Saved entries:
>>>>
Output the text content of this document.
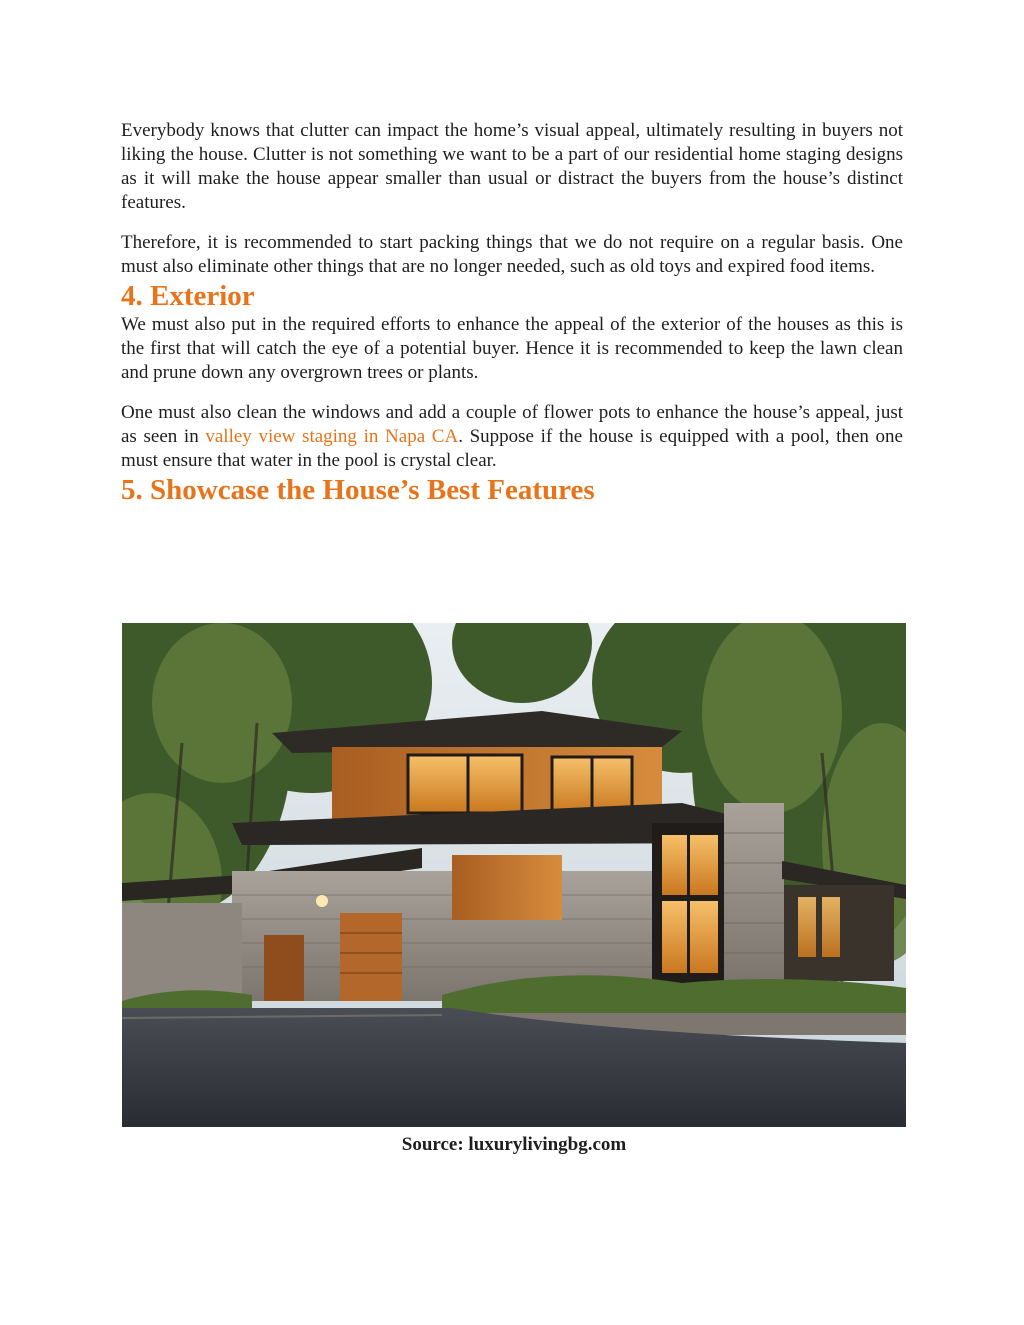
Everybody knows that clutter can impact the home’s visual appeal, ultimately resulting in buyers not liking the house. Clutter is not something we want to be a part of our residential home staging designs as it will make the house appear smaller than usual or distract the buyers from the house’s distinct features.

Therefore, it is recommended to start packing things that we do not require on a regular basis. One must also eliminate other things that are no longer needed, such as old toys and expired food items.

4. Exterior

We must also put in the required efforts to enhance the appeal of the exterior of the houses as this is the first that will catch the eye of a potential buyer. Hence it is recommended to keep the lawn clean and prune down any overgrown trees or plants.

One must also clean the windows and add a couple of flower pots to enhance the house’s appeal, just as seen in valley view staging in Napa CA. Suppose if the house is equipped with a pool, then one must ensure that water in the pool is crystal clear.

5. Showcase the House’s Best Features
Source: luxurylivingbg.com
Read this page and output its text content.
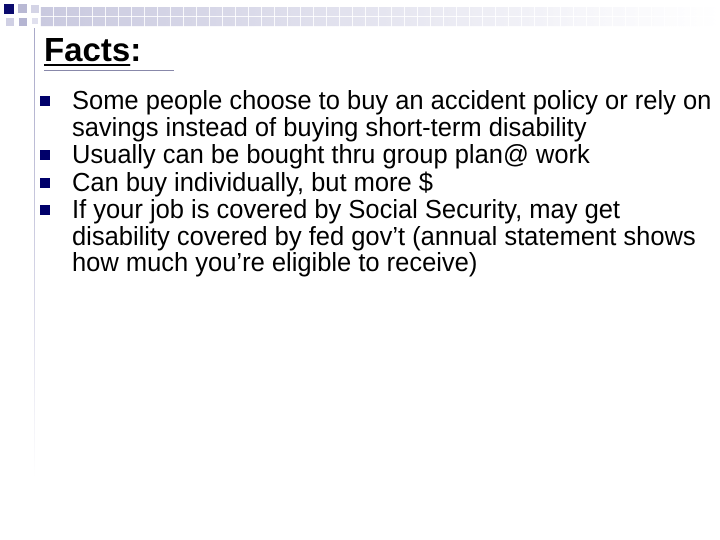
Facts:
Some people choose to buy an accident policy or rely on savings instead of buying short-term disability
Usually can be bought thru group plan@ work
Can buy individually, but more $
If your job is covered by Social Security, may get disability covered by fed gov’t (annual statement shows how much you’re eligible to receive)
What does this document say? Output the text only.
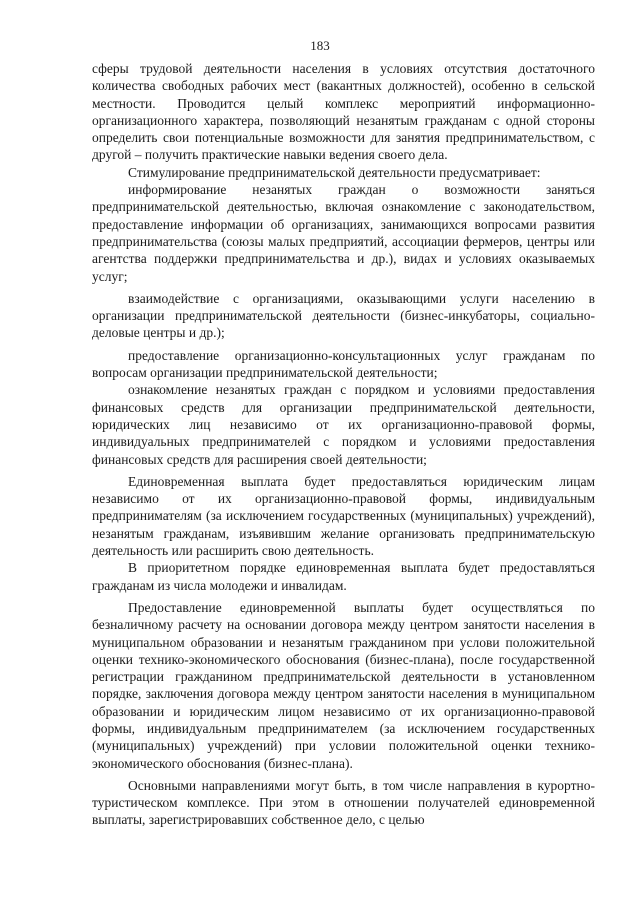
183

сферы трудовой деятельности населения в условиях отсутствия достаточного количества свободных рабочих мест (вакантных должностей), особенно в сельской местности. Проводится целый комплекс мероприятий информационно-организационного характера, позволяющий незанятым гражданам с одной стороны определить свои потенциальные возможности для занятия предпринимательством, с другой – получить практические навыки ведения своего дела.

Стимулирование предпринимательской деятельности предусматривает:

информирование незанятых граждан о возможности заняться предпринимательской деятельностью, включая ознакомление с законодательством, предоставление информации об организациях, занимающихся вопросами развития предпринимательства (союзы малых предприятий, ассоциации фермеров, центры или агентства поддержки предпринимательства и др.), видах и условиях оказываемых услуг;

взаимодействие с организациями, оказывающими услуги населению в организации предпринимательской деятельности (бизнес-инкубаторы, социально-деловые центры и др.);

предоставление организационно-консультационных услуг гражданам по вопросам организации предпринимательской деятельности;

ознакомление незанятых граждан с порядком и условиями предоставления финансовых средств для организации предпринимательской деятельности, юридических лиц независимо от их организационно-правовой формы, индивидуальных предпринимателей с порядком и условиями предоставления финансовых средств для расширения своей деятельности;

Единовременная выплата будет предоставляться юридическим лицам независимо от их организационно-правовой формы, индивидуальным предпринимателям (за исключением государственных (муниципальных) учреждений), незанятым гражданам, изъявившим желание организовать предпринимательскую деятельность или расширить свою деятельность.

В приоритетном порядке единовременная выплата будет предоставляться гражданам из числа молодежи и инвалидам.

Предоставление единовременной выплаты будет осуществляться по безналичному расчету на основании договора между центром занятости населения в муниципальном образовании и незанятым гражданином при услови положительной оценки технико-экономического обоснования (бизнес-плана), после государственной регистрации гражданином предпринимательской деятельности в установленном порядке, заключения договора между центром занятости населения в муниципальном образовании и юридическим лицом независимо от их организационно-правовой формы, индивидуальным предпринимателем (за исключением государственных (муниципальных) учреждений) при условии положительной оценки технико-экономического обоснования (бизнес-плана).

Основными направлениями могут быть, в том числе направления в курортно-туристическом комплексе. При этом в отношении получателей единовременной выплаты, зарегистрировавших собственное дело, с целью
<<<<
Copy out every line with the word "выплата".

Solution to this problem:
Единовременная выплата будет предоставляться юридическим лицам независимо от их организационно-правовой формы, индивидуальным предпринимателям (за исключением государственных (муниципальных) учреждений), незанятым гражданам, изъявившим желание организовать предпринимательскую деятельность или расширить свою деятельность.
В приоритетном порядке единовременная выплата будет предоставляться гражданам из числа молодежи и инвалидам.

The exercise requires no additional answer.